Data to use -
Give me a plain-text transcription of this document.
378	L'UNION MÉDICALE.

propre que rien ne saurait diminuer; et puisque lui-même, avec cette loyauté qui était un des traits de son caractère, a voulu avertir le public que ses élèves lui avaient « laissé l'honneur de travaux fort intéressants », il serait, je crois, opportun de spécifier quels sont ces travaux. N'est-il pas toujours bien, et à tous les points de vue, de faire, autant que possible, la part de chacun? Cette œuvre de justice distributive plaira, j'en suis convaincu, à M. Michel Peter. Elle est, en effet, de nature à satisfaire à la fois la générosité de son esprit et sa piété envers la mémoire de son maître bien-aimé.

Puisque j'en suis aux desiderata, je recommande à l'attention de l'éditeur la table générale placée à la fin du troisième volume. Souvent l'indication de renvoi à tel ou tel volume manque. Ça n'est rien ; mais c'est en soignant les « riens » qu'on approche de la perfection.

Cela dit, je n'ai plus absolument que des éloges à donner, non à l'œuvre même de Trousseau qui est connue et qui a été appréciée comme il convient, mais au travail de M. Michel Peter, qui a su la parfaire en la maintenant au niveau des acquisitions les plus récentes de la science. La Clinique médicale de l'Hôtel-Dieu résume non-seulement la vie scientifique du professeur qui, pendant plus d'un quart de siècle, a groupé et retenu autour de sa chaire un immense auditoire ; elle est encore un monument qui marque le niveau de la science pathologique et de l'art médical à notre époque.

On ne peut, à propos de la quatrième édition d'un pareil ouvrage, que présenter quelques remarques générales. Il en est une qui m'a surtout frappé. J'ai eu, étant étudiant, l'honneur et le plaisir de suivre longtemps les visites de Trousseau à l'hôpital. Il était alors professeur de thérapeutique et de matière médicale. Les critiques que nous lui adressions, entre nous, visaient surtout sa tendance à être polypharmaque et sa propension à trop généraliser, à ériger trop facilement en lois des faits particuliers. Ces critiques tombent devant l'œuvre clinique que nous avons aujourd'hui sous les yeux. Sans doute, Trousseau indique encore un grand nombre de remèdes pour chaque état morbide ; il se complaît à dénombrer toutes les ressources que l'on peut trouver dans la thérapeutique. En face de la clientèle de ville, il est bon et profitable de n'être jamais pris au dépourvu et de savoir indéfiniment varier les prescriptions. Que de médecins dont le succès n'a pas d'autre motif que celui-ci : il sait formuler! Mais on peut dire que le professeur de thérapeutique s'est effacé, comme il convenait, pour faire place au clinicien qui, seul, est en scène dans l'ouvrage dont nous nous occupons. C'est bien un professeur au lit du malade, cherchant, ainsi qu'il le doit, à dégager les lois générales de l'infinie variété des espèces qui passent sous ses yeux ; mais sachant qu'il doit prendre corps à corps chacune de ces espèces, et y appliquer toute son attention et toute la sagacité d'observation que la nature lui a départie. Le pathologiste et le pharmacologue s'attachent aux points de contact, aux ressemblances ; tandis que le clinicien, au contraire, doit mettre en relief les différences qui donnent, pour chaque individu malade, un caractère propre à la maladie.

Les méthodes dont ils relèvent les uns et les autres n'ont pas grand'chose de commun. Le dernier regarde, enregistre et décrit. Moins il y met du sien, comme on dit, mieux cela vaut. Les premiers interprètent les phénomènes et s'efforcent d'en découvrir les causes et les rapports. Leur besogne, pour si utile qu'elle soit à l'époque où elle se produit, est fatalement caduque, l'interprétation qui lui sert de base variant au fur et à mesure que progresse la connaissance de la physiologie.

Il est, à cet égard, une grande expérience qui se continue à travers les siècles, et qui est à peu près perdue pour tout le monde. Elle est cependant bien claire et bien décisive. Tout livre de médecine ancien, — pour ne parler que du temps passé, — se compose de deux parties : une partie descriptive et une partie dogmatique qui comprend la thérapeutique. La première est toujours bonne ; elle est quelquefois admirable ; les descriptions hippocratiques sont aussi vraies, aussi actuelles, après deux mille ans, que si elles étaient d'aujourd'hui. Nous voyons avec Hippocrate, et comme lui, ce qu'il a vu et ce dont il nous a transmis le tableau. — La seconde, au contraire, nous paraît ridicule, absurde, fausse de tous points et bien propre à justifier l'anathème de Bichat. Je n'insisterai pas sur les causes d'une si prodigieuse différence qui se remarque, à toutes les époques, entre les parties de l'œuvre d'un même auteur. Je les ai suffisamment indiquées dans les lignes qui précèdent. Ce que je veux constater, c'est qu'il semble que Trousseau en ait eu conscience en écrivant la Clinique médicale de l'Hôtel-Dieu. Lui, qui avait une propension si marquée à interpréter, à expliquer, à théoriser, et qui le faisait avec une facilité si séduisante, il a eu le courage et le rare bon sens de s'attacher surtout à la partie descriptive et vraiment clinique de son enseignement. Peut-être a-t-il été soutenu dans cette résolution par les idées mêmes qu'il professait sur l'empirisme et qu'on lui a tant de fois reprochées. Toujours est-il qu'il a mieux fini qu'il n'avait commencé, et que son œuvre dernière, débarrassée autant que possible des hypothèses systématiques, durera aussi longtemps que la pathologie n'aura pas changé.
...
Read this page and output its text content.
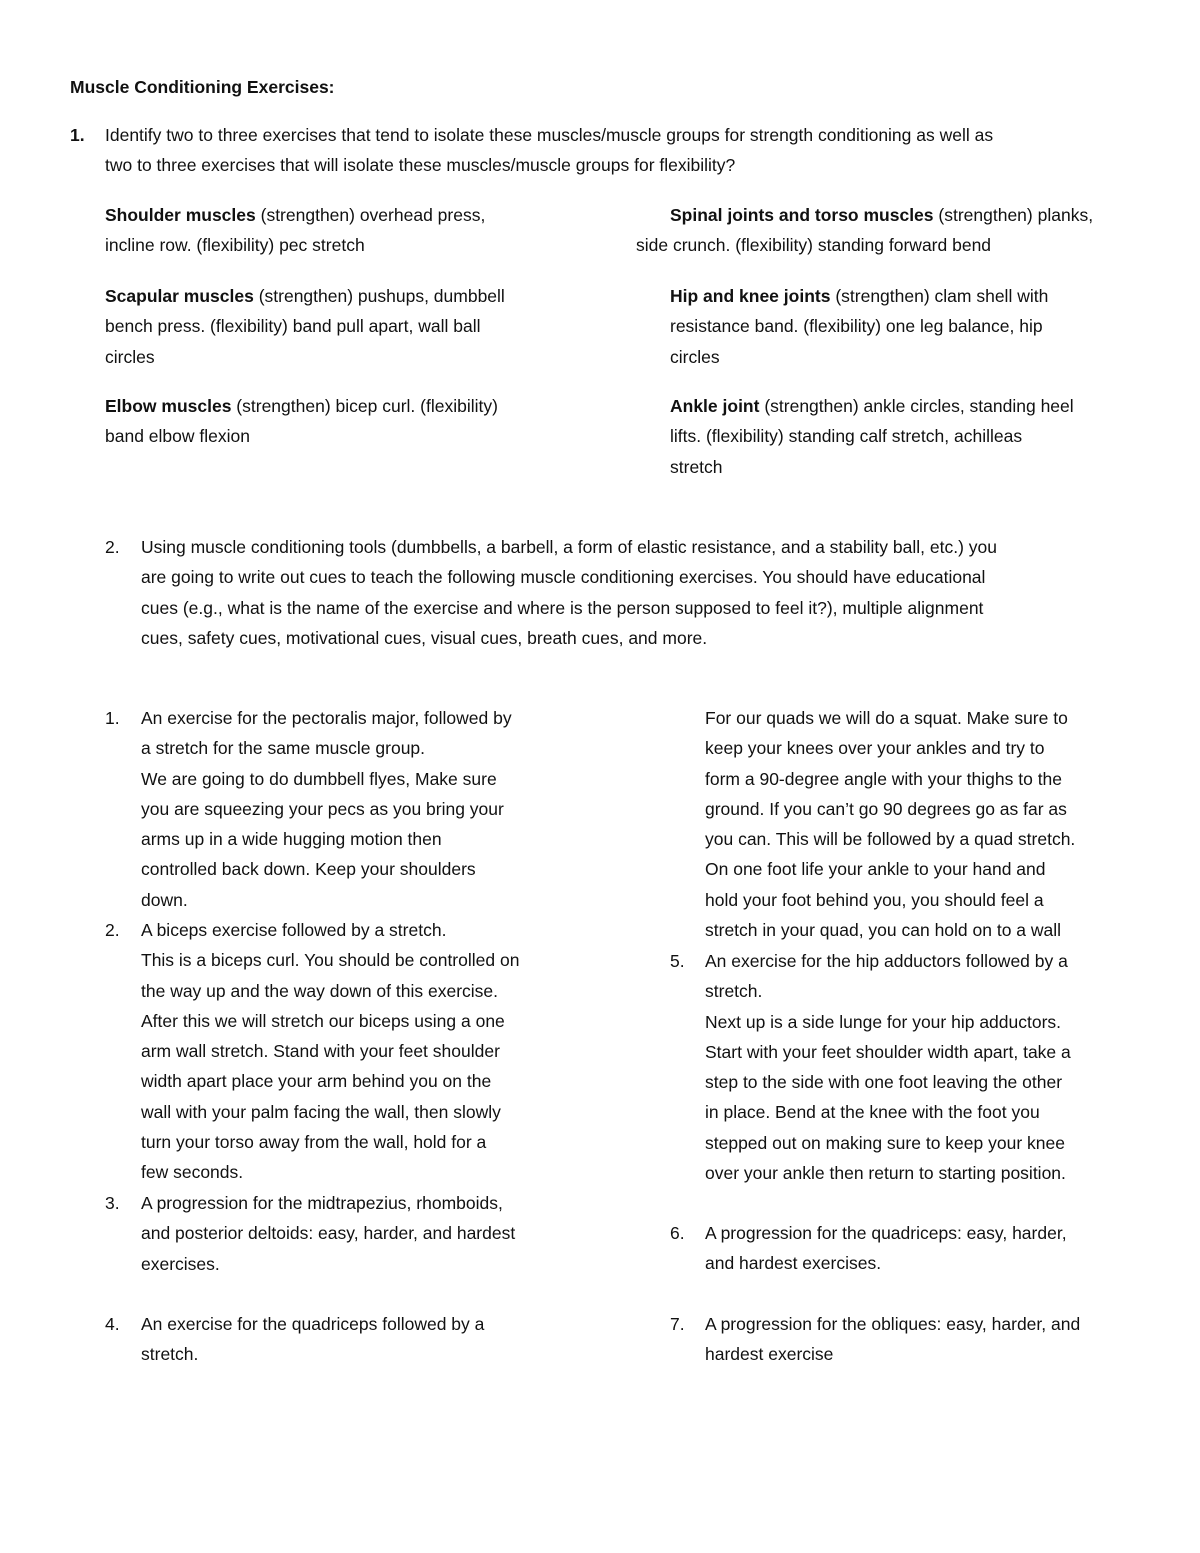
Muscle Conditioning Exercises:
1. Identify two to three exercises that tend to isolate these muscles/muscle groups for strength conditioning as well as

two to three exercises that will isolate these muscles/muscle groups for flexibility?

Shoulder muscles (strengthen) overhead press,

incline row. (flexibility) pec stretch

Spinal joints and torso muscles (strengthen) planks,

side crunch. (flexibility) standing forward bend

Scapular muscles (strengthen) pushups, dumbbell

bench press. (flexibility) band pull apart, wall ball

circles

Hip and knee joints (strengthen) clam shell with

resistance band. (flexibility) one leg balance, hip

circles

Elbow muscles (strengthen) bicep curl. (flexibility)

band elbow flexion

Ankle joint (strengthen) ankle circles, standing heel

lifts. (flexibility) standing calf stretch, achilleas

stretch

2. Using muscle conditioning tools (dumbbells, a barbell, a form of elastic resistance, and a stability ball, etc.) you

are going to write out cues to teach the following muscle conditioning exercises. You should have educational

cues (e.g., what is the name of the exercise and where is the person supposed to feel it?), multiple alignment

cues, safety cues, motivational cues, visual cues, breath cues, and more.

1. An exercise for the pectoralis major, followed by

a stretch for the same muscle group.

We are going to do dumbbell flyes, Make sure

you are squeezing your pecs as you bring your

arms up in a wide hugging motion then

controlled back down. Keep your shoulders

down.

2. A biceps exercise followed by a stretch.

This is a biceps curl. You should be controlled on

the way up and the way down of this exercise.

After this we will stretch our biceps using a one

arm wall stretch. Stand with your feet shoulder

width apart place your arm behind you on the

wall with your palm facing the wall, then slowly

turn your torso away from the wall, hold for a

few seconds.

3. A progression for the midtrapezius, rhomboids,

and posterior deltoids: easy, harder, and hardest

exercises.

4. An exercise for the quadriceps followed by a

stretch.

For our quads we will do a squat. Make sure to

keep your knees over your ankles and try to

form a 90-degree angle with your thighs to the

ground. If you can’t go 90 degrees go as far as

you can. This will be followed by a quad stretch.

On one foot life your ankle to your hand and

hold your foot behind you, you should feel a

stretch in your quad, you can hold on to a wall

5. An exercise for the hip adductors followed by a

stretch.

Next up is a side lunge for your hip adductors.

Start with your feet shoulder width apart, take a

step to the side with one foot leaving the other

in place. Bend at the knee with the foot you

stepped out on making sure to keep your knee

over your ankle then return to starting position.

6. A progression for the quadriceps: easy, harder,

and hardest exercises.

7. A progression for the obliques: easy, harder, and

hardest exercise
==
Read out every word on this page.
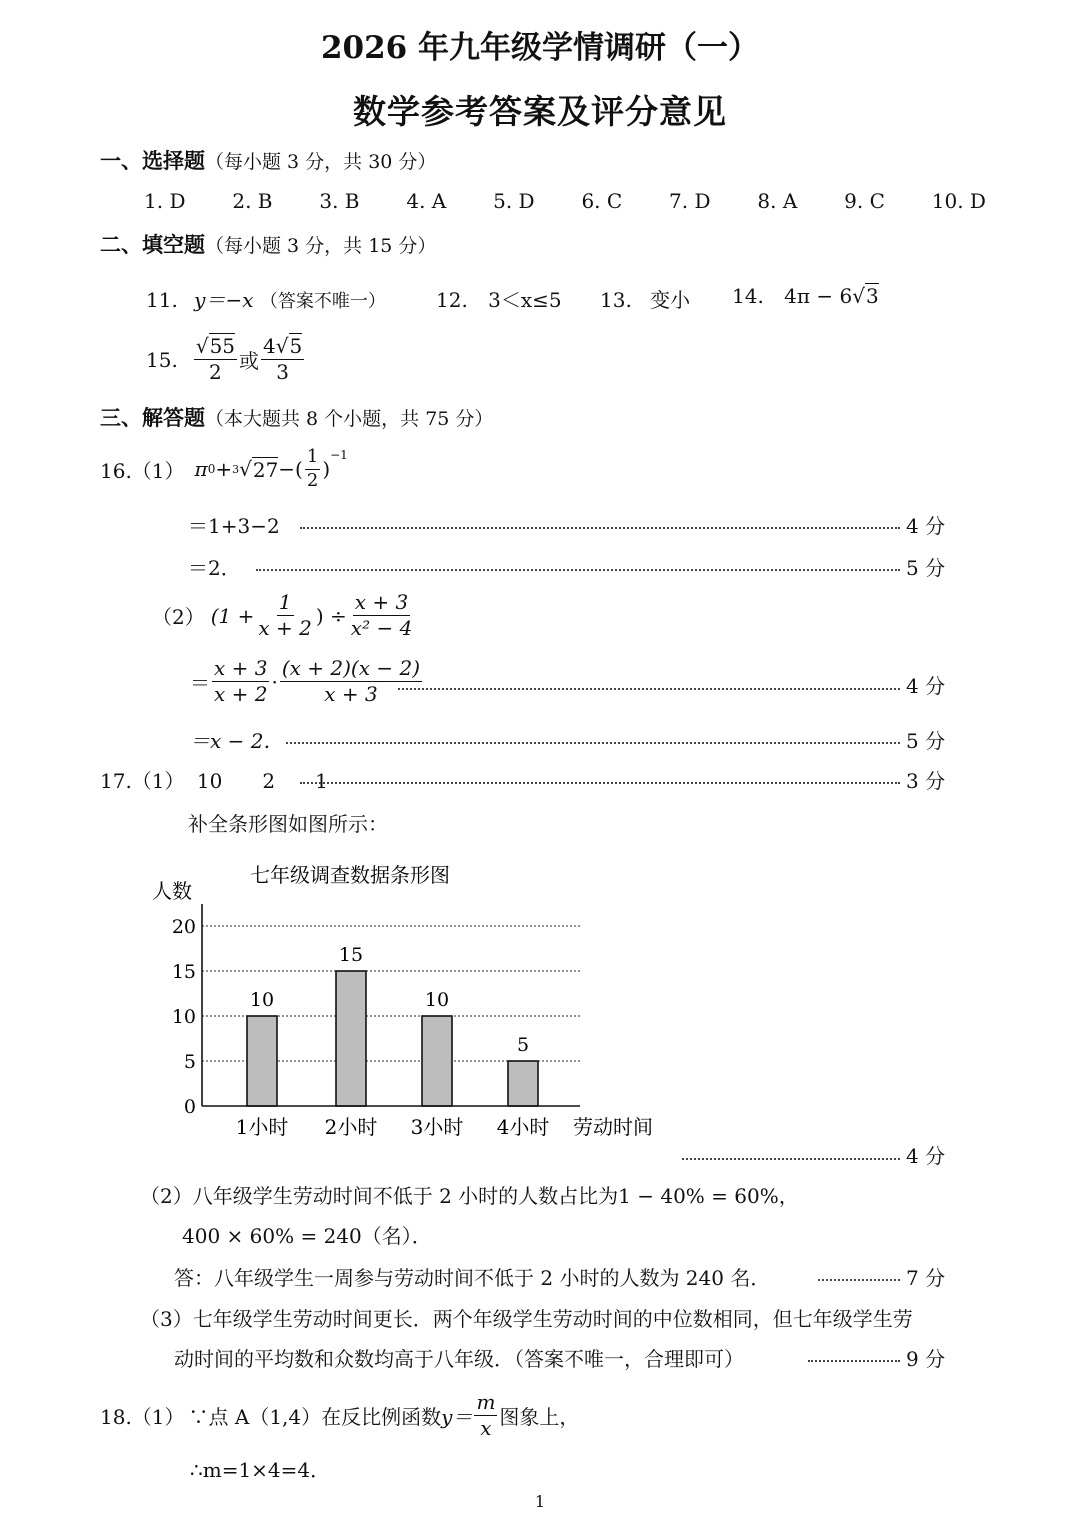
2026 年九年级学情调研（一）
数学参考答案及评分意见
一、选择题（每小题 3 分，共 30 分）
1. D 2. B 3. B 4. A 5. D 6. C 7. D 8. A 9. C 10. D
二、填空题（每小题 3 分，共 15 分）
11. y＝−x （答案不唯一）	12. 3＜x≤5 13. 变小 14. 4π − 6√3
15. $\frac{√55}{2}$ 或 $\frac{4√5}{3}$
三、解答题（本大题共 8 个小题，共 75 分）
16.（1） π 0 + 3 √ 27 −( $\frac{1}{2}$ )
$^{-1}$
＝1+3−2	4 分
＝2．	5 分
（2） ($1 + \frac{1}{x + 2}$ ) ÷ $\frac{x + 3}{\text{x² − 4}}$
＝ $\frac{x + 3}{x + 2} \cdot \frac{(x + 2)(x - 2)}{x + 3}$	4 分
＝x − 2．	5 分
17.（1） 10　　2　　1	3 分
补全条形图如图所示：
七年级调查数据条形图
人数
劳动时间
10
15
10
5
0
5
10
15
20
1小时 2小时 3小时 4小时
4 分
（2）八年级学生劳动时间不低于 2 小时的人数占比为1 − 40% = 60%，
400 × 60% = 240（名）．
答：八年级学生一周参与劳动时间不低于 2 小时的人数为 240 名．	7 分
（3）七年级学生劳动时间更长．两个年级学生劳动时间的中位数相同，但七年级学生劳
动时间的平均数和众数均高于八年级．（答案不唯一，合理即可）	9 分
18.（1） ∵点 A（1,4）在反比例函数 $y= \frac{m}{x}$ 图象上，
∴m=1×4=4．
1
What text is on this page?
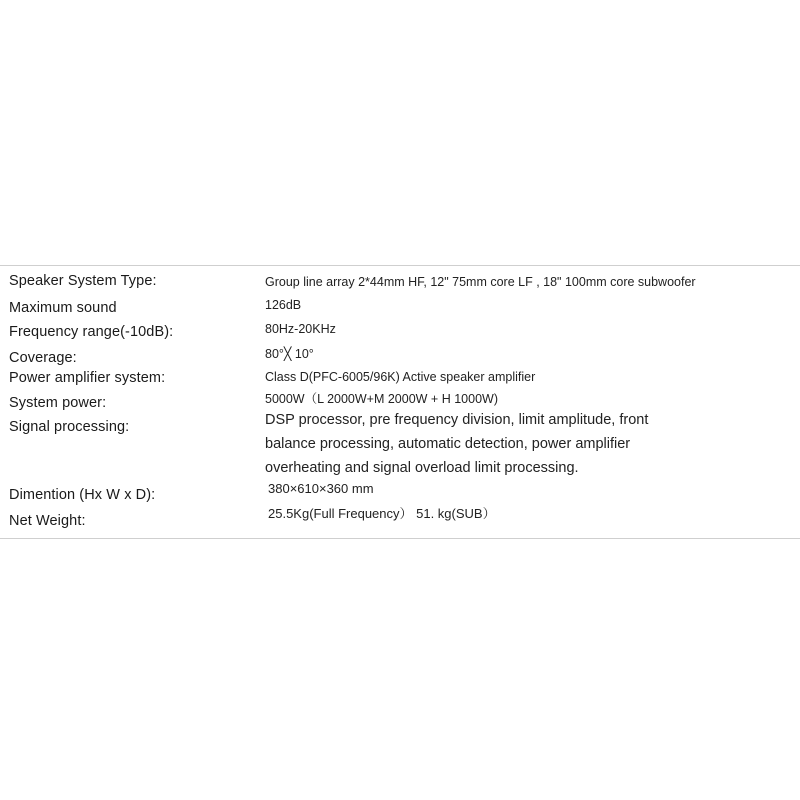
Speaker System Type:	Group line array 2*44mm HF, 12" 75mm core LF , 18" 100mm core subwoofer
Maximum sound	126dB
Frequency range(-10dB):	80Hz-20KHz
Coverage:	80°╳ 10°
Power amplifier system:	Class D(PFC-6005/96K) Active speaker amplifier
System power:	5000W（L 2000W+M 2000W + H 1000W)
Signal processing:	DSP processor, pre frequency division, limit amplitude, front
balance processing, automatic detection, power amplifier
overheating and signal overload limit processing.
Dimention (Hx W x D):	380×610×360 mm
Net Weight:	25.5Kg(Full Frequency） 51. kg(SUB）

Aim of the task - Using the listing above, show each line holding the string "press".

Output below -
Shoulder muscles (strengthen) overhead press,
bench press. (flexibility) band pull apart, wall ball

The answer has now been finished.